(Dataset entries)
⁂
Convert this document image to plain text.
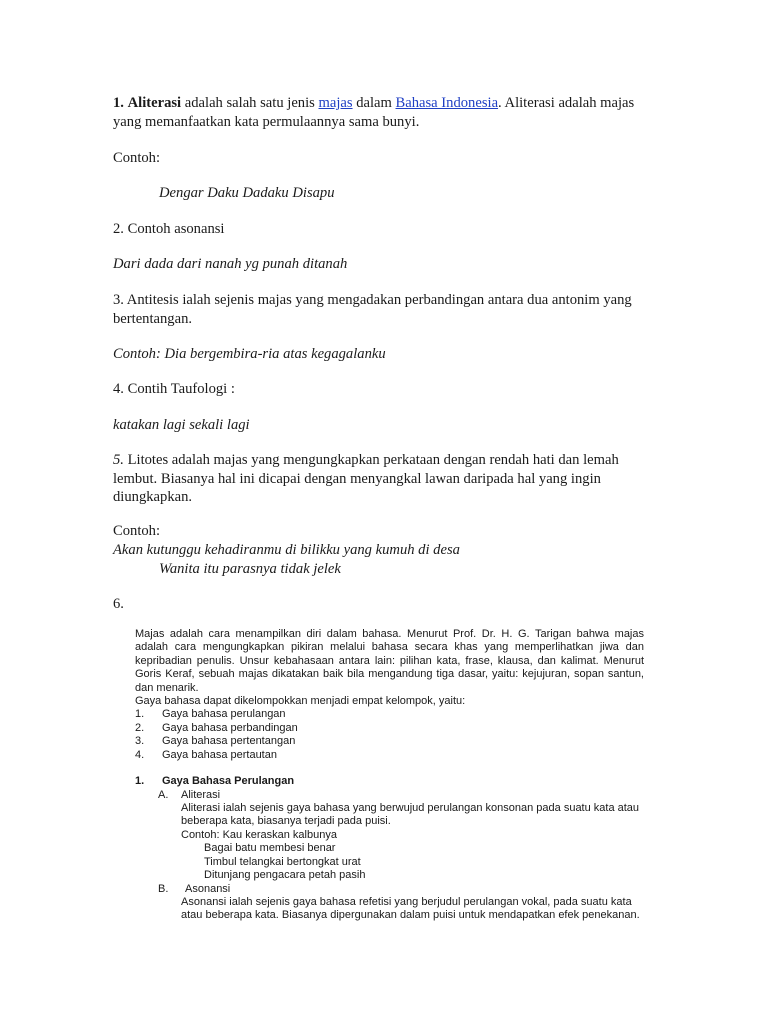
1. Aliterasi adalah salah satu jenis majas dalam Bahasa Indonesia. Aliterasi adalah majas

yang memanfaatkan kata permulaannya sama bunyi.

Contoh:

Dengar Daku Dadaku Disapu

2. Contoh asonansi

Dari dada dari nanah yg punah ditanah

3. Antitesis ialah sejenis majas yang mengadakan perbandingan antara dua antonim yang

bertentangan.

Contoh: Dia bergembira-ria atas kegagalanku

4. Contih Taufologi :

katakan lagi sekali lagi

5. Litotes adalah majas yang mengungkapkan perkataan dengan rendah hati dan lemah

lembut. Biasanya hal ini dicapai dengan menyangkal lawan daripada hal yang ingin

diungkapkan.

Contoh:

Akan kutunggu kehadiranmu di bilikku yang kumuh di desa

Wanita itu parasnya tidak jelek

6.

Majas adalah cara menampilkan diri dalam bahasa. Menurut Prof. Dr. H. G. Tarigan bahwa majas
adalah cara mengungkapkan pikiran melalui bahasa secara khas yang memperlihatkan jiwa dan
kepribadian penulis. Unsur kebahasaan antara lain: pilihan kata, frase, klausa, dan kalimat. Menurut
Goris Keraf, sebuah majas dikatakan baik bila mengandung tiga dasar, yaitu: kejujuran, sopan santun,
dan menarik.
Gaya bahasa dapat dikelompokkan menjadi empat kelompok, yaitu:
1. Gaya bahasa perulangan
2. Gaya bahasa perbandingan
3. Gaya bahasa pertentangan
4. Gaya bahasa pertautan
1. Gaya Bahasa Perulangan
A. Aliterasi
Aliterasi ialah sejenis gaya bahasa yang berwujud perulangan konsonan pada suatu kata atau
beberapa kata, biasanya terjadi pada puisi.
Contoh: Kau keraskan kalbunya
Bagai batu membesi benar
Timbul telangkai bertongkat urat
Ditunjang pengacara petah pasih
B. Asonansi
Asonansi ialah sejenis gaya bahasa refetisi yang berjudul perulangan vokal, pada suatu kata
atau beberapa kata. Biasanya dipergunakan dalam puisi untuk mendapatkan efek penekanan.
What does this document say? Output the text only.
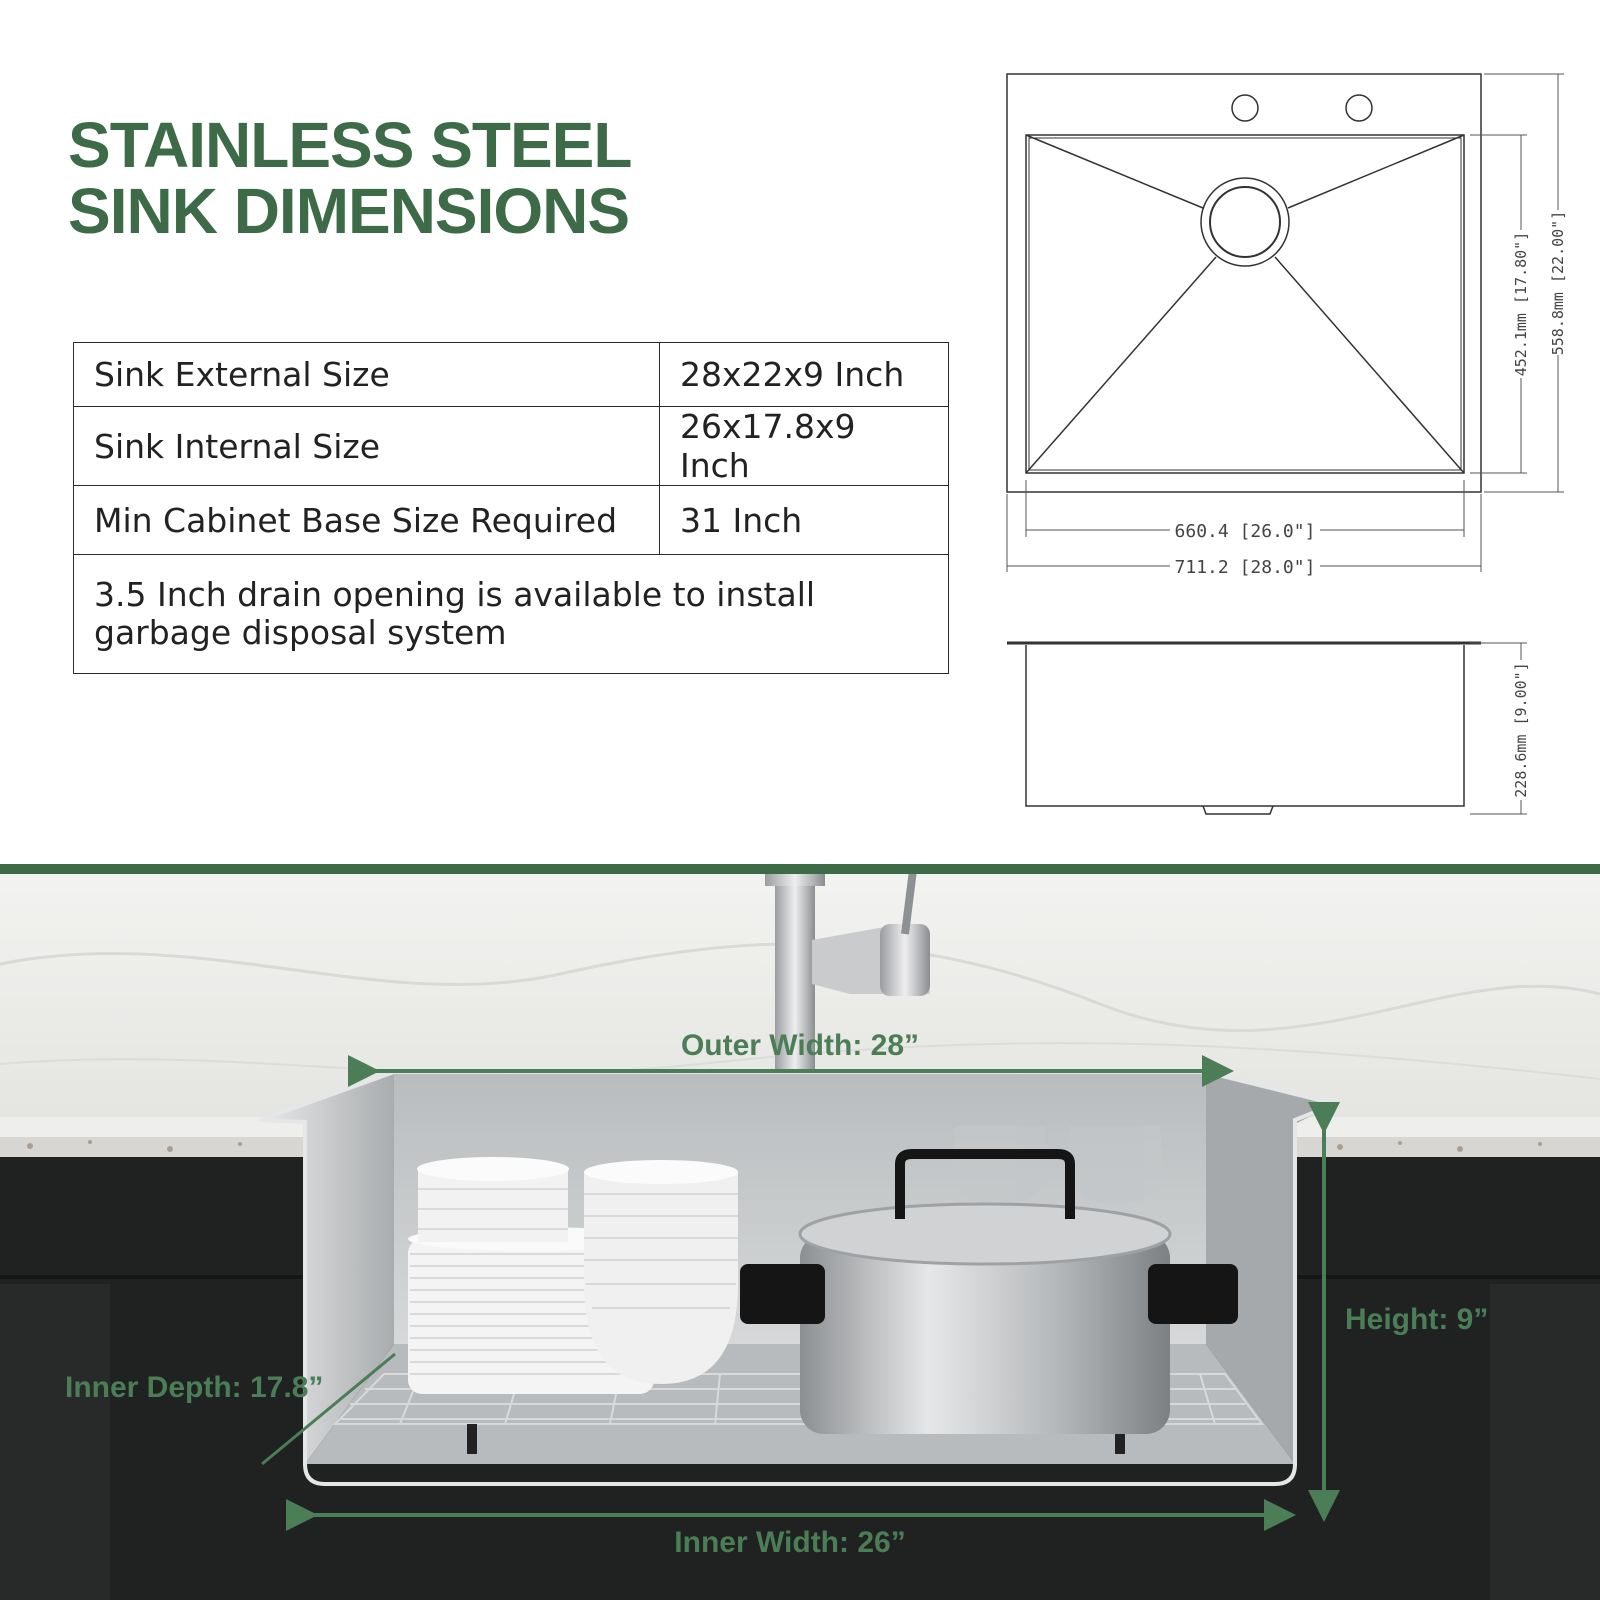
STAINLESS STEEL
SINK DIMENSIONS
Sink External Size	28x22x9 Inch
Sink Internal Size	26x17.8x9 Inch
Min Cabinet Base Size Required	31 Inch
3.5 Inch drain opening is available to install garbage disposal system	
660.4 [26.0"]
711.2 [28.0"]
452.1mm [17.80"] 558.8mm [22.00"]
228.6mm [9.00"]
Outer Width: 28”
Inner Width: 26”
Height: 9”
Inner Depth: 17.8”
⁂
STATED EXERCISE ▸ Look over the records above and copy each line that includes the string "Inch".

FINISHED EXERCISE ▸
Sink External Size	28x22x9 Inch
Sink Internal Size	26x17.8x9 Inch
Min Cabinet Base Size Required	31 Inch
3.5 Inch drain opening is available to install garbage disposal system	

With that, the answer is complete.